• [Records for this exercise]
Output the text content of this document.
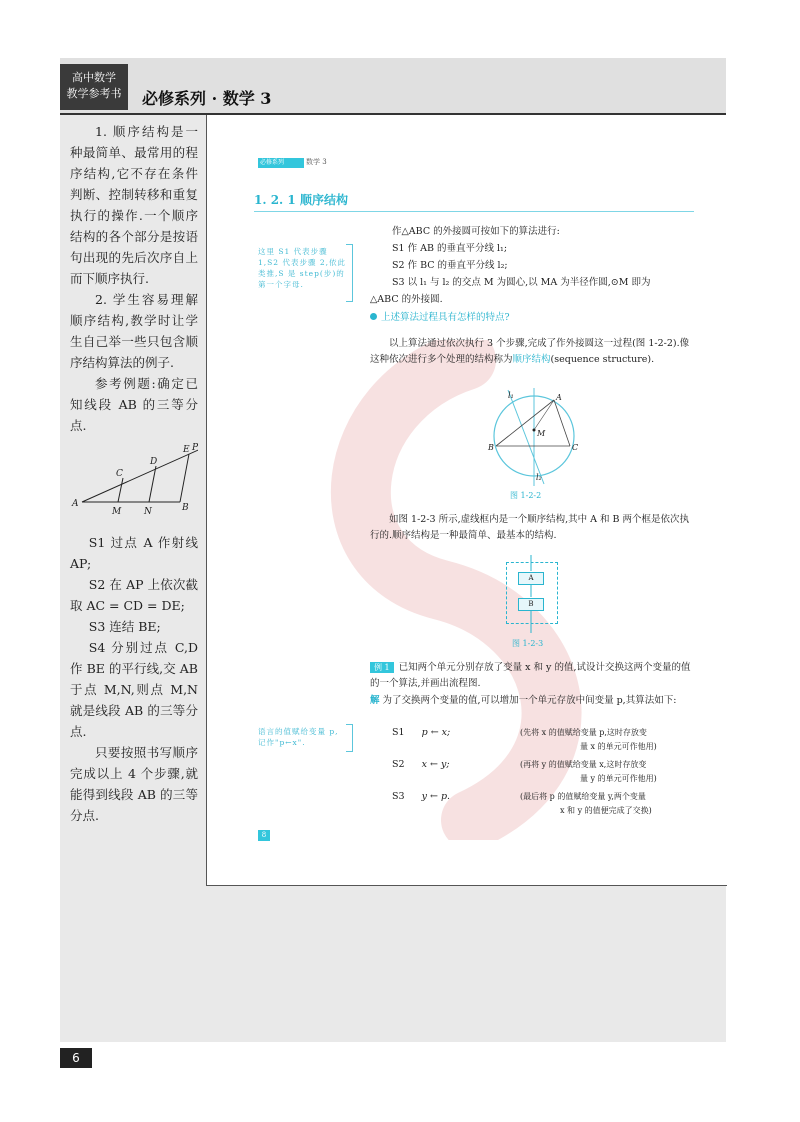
高中数学
教学参考书	必修系列 · 数学 3

1. 顺序结构是一种最简单、最常用的程序结构,它不存在条件判断、控制转移和重复执行的操作.一个顺序结构的各个部分是按语句出现的先后次序自上而下顺序执行.

2. 学生容易理解顺序结构,教学时让学生自己举一些只包含顺序结构算法的例子.

参考例题:确定已知线段 AB 的三等分点.

A
M	N	B
C
D
E P

S1 过点 A 作射线 AP;

S2 在 AP 上依次截取 AC = CD = DE;

S3 连结 BE;

S4 分别过点 C,D 作 BE 的平行线,交 AB 于点 M,N,则点 M,N 就是线段 AB 的三等分点.

只要按照书写顺序完成以上 4 个步骤,就能得到线段 AB 的三等分点.

必修系列	数学 3
1. 2. 1 顺序结构
作△ABC 的外接圆可按如下的算法进行:
S1 作 AB 的垂直平分线 l₁;
S2 作 BC 的垂直平分线 l₂;
S3 以 l₁ 与 l₂ 的交点 M 为圆心,以 MA 为半径作圆,⊙M 即为
△ABC 的外接圆.
这里 S1 代表步骤 1,S2 代表步骤 2,依此类推,S 是 step(步)的第一个字母.
上述算法过程具有怎样的特点?
以上算法通过依次执行 3 个步骤,完成了作外接圆这一过程(图 1-2-2).像这种依次进行多个处理的结构称为顺序结构(sequence structure).
A
B	C
M
l₁
l₂
图 1-2-2
如图 1-2-3 所示,虚线框内是一个顺序结构,其中 A 和 B 两个框是依次执行的.顺序结构是一种最简单、最基本的结构.
A
B
图 1-2-3
例 1 已知两个单元分别存放了变量 x 和 y 的值,试设计交换这两个变量的值的一个算法,并画出流程图.
解 为了交换两个变量的值,可以增加一个单元存放中间变量 p,其算法如下:
语言的值赋给变量 p,记作"p←x".
S1 p ← x;	(先将 x 的值赋给变量 p,这时存放变
量 x 的单元可作他用)
S2 x ← y;	(再将 y 的值赋给变量 x,这时存放变
量 y 的单元可作他用)
S3 y ← p.	(最后将 p 的值赋给变量 y,两个变量
x 和 y 的值便完成了交换)
8
6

• [Task prompt] Write out the entries again, exactly as given, skipping any images.

• [Result below]
Output the text content of this document.
高中数学
教学参考书	必修系列 · 数学 3

1. 顺序结构是一种最简单、最常用的程序结构,它不存在条件判断、控制转移和重复执行的操作.一个顺序结构的各个部分是按语句出现的先后次序自上而下顺序执行.

2. 学生容易理解顺序结构,教学时让学生自己举一些只包含顺序结构算法的例子.

参考例题:确定已知线段 AB 的三等分点.

A
M	N	B
C
D
E P

S1 过点 A 作射线 AP;

S2 在 AP 上依次截取 AC = CD = DE;

S3 连结 BE;

S4 分别过点 C,D 作 BE 的平行线,交 AB 于点 M,N,则点 M,N 就是线段 AB 的三等分点.

只要按照书写顺序完成以上 4 个步骤,就能得到线段 AB 的三等分点.

必修系列	数学 3
1. 2. 1 顺序结构
作△ABC 的外接圆可按如下的算法进行:
S1 作 AB 的垂直平分线 l₁;
S2 作 BC 的垂直平分线 l₂;
S3 以 l₁ 与 l₂ 的交点 M 为圆心,以 MA 为半径作圆,⊙M 即为
△ABC 的外接圆.
这里 S1 代表步骤 1,S2 代表步骤 2,依此类推,S 是 step(步)的第一个字母.
上述算法过程具有怎样的特点?
以上算法通过依次执行 3 个步骤,完成了作外接圆这一过程(图 1-2-2).像这种依次进行多个处理的结构称为顺序结构(sequence structure).
A
B	C
M
l₁
l₂
图 1-2-2
如图 1-2-3 所示,虚线框内是一个顺序结构,其中 A 和 B 两个框是依次执行的.顺序结构是一种最简单、最基本的结构.
A
B
图 1-2-3
例 1 已知两个单元分别存放了变量 x 和 y 的值,试设计交换这两个变量的值的一个算法,并画出流程图.
解 为了交换两个变量的值,可以增加一个单元存放中间变量 p,其算法如下:
语言的值赋给变量 p,记作"p←x".
S1 p ← x;	(先将 x 的值赋给变量 p,这时存放变
量 x 的单元可作他用)
S2 x ← y;	(再将 y 的值赋给变量 x,这时存放变
量 y 的单元可作他用)
S3 y ← p.	(最后将 p 的值赋给变量 y,两个变量
x 和 y 的值便完成了交换)
8
6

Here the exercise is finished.